• _Directions for this task_
Using the data below, gather each line that includes the word "system".

--- Begin Extracted records ---

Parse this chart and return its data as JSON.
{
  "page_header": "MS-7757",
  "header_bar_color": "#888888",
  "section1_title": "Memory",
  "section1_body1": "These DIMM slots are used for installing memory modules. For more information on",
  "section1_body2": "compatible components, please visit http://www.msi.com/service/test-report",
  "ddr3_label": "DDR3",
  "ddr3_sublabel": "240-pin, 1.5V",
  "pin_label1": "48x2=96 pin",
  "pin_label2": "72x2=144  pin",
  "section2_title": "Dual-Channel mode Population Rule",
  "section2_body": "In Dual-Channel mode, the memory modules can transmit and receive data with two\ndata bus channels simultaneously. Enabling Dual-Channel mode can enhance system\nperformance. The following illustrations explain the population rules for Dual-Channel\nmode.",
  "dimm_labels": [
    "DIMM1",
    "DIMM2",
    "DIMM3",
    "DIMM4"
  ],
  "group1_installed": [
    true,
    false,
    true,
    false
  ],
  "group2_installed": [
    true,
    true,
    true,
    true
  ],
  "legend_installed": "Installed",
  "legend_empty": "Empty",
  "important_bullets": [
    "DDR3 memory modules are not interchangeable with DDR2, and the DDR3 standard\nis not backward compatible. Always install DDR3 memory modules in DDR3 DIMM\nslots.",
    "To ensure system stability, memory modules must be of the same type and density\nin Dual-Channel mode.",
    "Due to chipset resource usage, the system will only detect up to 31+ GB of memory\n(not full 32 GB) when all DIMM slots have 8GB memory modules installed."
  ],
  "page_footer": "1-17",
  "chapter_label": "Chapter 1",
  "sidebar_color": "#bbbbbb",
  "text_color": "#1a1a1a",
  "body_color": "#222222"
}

--- End Extracted records ---

• _Task answer_
  "section2_body": "In Dual-Channel mode, the memory modules can transmit and receive data with two\ndata bus channels simultaneously. Enabling Dual-Channel mode can enhance system\nperformance. The following illustrations explain the population rules for Dual-Channel\nmode.",
    "To ensure system stability, memory modules must be of the same type and density\nin Dual-Channel mode.",
    "Due to chipset resource usage, the system will only detect up to 31+ GB of memory\n(not full 32 GB) when all DIMM slots have 8GB memory modules installed."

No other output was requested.